YOUR GOAL:
Pick out each line containing the string "Lessons".

SUPPLIED MATERIAL:
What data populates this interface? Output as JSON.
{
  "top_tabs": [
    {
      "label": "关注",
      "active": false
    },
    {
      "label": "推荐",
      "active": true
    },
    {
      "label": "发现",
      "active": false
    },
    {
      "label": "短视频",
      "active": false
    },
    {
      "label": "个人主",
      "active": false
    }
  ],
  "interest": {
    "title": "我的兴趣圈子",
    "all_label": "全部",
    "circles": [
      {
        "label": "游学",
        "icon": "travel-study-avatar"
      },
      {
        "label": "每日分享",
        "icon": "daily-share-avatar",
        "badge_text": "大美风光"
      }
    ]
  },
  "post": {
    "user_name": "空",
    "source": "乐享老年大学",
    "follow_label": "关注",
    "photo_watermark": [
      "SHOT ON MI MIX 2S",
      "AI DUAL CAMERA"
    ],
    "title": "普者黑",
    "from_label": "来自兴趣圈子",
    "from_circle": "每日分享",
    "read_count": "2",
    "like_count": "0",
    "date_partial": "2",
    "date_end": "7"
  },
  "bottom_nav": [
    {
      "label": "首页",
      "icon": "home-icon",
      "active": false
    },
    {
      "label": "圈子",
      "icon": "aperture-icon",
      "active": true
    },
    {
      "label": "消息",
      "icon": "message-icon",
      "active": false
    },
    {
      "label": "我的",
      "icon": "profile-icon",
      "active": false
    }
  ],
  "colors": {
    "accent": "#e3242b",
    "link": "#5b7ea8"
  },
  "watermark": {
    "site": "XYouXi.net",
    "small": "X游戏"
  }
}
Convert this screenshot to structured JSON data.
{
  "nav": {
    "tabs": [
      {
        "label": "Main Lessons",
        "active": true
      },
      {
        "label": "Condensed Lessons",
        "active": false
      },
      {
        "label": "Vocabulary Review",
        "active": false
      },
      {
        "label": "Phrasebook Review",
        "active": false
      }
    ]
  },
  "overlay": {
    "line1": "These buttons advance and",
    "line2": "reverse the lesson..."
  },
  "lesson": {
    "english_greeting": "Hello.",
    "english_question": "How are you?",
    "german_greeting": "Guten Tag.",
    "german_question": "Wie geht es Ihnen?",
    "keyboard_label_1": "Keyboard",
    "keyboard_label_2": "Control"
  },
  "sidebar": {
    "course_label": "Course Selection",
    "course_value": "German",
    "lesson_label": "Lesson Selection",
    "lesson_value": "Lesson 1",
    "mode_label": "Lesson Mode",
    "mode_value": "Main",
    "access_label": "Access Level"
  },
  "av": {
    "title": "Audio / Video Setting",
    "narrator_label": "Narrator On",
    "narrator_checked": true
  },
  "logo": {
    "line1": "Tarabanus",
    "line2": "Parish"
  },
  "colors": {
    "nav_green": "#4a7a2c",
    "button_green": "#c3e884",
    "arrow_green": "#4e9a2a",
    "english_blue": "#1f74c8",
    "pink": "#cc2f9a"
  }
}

TASK OUTPUT:
        "label": "Main Lessons",
        "label": "Condensed Lessons",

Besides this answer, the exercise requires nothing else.